Information provided:

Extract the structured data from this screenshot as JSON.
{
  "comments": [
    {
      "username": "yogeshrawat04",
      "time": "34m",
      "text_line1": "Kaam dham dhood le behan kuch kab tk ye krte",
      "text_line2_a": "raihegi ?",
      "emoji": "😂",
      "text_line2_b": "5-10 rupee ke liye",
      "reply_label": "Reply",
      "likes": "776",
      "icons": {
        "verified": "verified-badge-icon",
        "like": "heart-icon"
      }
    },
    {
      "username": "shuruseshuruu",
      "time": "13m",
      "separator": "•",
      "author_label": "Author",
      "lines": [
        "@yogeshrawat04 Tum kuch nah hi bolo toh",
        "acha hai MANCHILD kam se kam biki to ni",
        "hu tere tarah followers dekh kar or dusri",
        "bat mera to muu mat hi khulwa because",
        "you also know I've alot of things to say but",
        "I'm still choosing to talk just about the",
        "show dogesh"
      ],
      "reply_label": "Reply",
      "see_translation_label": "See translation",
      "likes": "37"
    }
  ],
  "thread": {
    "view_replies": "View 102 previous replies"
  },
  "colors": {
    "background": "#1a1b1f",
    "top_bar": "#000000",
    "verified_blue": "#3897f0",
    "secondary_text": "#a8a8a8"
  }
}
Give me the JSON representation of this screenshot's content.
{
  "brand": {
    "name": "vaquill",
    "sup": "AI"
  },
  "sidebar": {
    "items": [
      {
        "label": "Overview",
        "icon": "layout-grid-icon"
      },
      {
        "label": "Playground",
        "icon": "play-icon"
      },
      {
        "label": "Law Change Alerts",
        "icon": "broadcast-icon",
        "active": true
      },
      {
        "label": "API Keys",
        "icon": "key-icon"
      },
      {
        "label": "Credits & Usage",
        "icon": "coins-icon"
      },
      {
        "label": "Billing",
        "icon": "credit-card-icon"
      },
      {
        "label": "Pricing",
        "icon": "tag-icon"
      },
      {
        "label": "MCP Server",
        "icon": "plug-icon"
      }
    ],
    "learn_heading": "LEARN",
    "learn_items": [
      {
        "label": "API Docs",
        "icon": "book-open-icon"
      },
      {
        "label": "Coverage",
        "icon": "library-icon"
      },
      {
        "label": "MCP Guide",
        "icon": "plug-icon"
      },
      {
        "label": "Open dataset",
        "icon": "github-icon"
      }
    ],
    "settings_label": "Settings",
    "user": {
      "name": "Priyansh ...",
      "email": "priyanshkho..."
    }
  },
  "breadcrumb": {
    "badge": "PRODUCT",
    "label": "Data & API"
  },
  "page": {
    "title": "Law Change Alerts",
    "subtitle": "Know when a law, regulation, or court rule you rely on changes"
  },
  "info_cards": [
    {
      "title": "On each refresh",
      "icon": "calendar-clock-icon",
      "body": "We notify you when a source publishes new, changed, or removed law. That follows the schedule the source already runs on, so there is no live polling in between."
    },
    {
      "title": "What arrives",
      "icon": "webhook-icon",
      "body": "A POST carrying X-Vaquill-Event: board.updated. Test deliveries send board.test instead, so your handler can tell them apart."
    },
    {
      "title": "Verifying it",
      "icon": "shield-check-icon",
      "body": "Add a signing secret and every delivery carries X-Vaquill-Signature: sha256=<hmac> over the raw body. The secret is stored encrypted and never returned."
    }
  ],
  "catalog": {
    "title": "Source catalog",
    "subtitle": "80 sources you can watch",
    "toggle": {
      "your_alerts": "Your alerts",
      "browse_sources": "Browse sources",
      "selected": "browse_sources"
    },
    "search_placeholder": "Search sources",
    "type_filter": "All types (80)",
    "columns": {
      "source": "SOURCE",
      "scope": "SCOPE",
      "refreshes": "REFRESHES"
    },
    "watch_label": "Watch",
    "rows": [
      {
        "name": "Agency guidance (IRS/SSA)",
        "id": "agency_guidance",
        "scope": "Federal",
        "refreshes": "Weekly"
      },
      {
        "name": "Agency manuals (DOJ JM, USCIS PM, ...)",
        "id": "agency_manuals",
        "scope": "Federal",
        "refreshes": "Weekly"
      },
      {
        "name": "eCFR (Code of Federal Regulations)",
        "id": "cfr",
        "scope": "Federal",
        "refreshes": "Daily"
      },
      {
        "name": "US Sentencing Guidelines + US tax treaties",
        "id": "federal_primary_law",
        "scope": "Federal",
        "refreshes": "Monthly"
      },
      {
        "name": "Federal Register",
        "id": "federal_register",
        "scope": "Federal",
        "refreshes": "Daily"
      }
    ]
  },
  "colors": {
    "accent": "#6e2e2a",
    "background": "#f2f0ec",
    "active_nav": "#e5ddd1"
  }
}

What you should do:
Return every entry verbatim.

Result below:
Extract the structured data from this screenshot as JSON.
{
  "comments": [
    {
      "username": "yogeshrawat04",
      "time": "34m",
      "text_line1": "Kaam dham dhood le behan kuch kab tk ye krte",
      "text_line2_a": "raihegi ?",
      "emoji": "😂",
      "text_line2_b": "5-10 rupee ke liye",
      "reply_label": "Reply",
      "likes": "776",
      "icons": {
        "verified": "verified-badge-icon",
        "like": "heart-icon"
      }
    },
    {
      "username": "shuruseshuruu",
      "time": "13m",
      "separator": "•",
      "author_label": "Author",
      "lines": [
        "@yogeshrawat04 Tum kuch nah hi bolo toh",
        "acha hai MANCHILD kam se kam biki to ni",
        "hu tere tarah followers dekh kar or dusri",
        "bat mera to muu mat hi khulwa because",
        "you also know I've alot of things to say but",
        "I'm still choosing to talk just about the",
        "show dogesh"
      ],
      "reply_label": "Reply",
      "see_translation_label": "See translation",
      "likes": "37"
    }
  ],
  "thread": {
    "view_replies": "View 102 previous replies"
  },
  "colors": {
    "background": "#1a1b1f",
    "top_bar": "#000000",
    "verified_blue": "#3897f0",
    "secondary_text": "#a8a8a8"
  }
}
Give me the JSON representation of this screenshot's content.
{
  "brand": {
    "name": "vaquill",
    "sup": "AI"
  },
  "sidebar": {
    "items": [
      {
        "label": "Overview",
        "icon": "layout-grid-icon"
      },
      {
        "label": "Playground",
        "icon": "play-icon"
      },
      {
        "label": "Law Change Alerts",
        "icon": "broadcast-icon",
        "active": true
      },
      {
        "label": "API Keys",
        "icon": "key-icon"
      },
      {
        "label": "Credits & Usage",
        "icon": "coins-icon"
      },
      {
        "label": "Billing",
        "icon": "credit-card-icon"
      },
      {
        "label": "Pricing",
        "icon": "tag-icon"
      },
      {
        "label": "MCP Server",
        "icon": "plug-icon"
      }
    ],
    "learn_heading": "LEARN",
    "learn_items": [
      {
        "label": "API Docs",
        "icon": "book-open-icon"
      },
      {
        "label": "Coverage",
        "icon": "library-icon"
      },
      {
        "label": "MCP Guide",
        "icon": "plug-icon"
      },
      {
        "label": "Open dataset",
        "icon": "github-icon"
      }
    ],
    "settings_label": "Settings",
    "user": {
      "name": "Priyansh ...",
      "email": "priyanshkho..."
    }
  },
  "breadcrumb": {
    "badge": "PRODUCT",
    "label": "Data & API"
  },
  "page": {
    "title": "Law Change Alerts",
    "subtitle": "Know when a law, regulation, or court rule you rely on changes"
  },
  "info_cards": [
    {
      "title": "On each refresh",
      "icon": "calendar-clock-icon",
      "body": "We notify you when a source publishes new, changed, or removed law. That follows the schedule the source already runs on, so there is no live polling in between."
    },
    {
      "title": "What arrives",
      "icon": "webhook-icon",
      "body": "A POST carrying X-Vaquill-Event: board.updated. Test deliveries send board.test instead, so your handler can tell them apart."
    },
    {
      "title": "Verifying it",
      "icon": "shield-check-icon",
      "body": "Add a signing secret and every delivery carries X-Vaquill-Signature: sha256=<hmac> over the raw body. The secret is stored encrypted and never returned."
    }
  ],
  "catalog": {
    "title": "Source catalog",
    "subtitle": "80 sources you can watch",
    "toggle": {
      "your_alerts": "Your alerts",
      "browse_sources": "Browse sources",
      "selected": "browse_sources"
    },
    "search_placeholder": "Search sources",
    "type_filter": "All types (80)",
    "columns": {
      "source": "SOURCE",
      "scope": "SCOPE",
      "refreshes": "REFRESHES"
    },
    "watch_label": "Watch",
    "rows": [
      {
        "name": "Agency guidance (IRS/SSA)",
        "id": "agency_guidance",
        "scope": "Federal",
        "refreshes": "Weekly"
      },
      {
        "name": "Agency manuals (DOJ JM, USCIS PM, ...)",
        "id": "agency_manuals",
        "scope": "Federal",
        "refreshes": "Weekly"
      },
      {
        "name": "eCFR (Code of Federal Regulations)",
        "id": "cfr",
        "scope": "Federal",
        "refreshes": "Daily"
      },
      {
        "name": "US Sentencing Guidelines + US tax treaties",
        "id": "federal_primary_law",
        "scope": "Federal",
        "refreshes": "Monthly"
      },
      {
        "name": "Federal Register",
        "id": "federal_register",
        "scope": "Federal",
        "refreshes": "Daily"
      }
    ]
  },
  "colors": {
    "accent": "#6e2e2a",
    "background": "#f2f0ec",
    "active_nav": "#e5ddd1"
  }
}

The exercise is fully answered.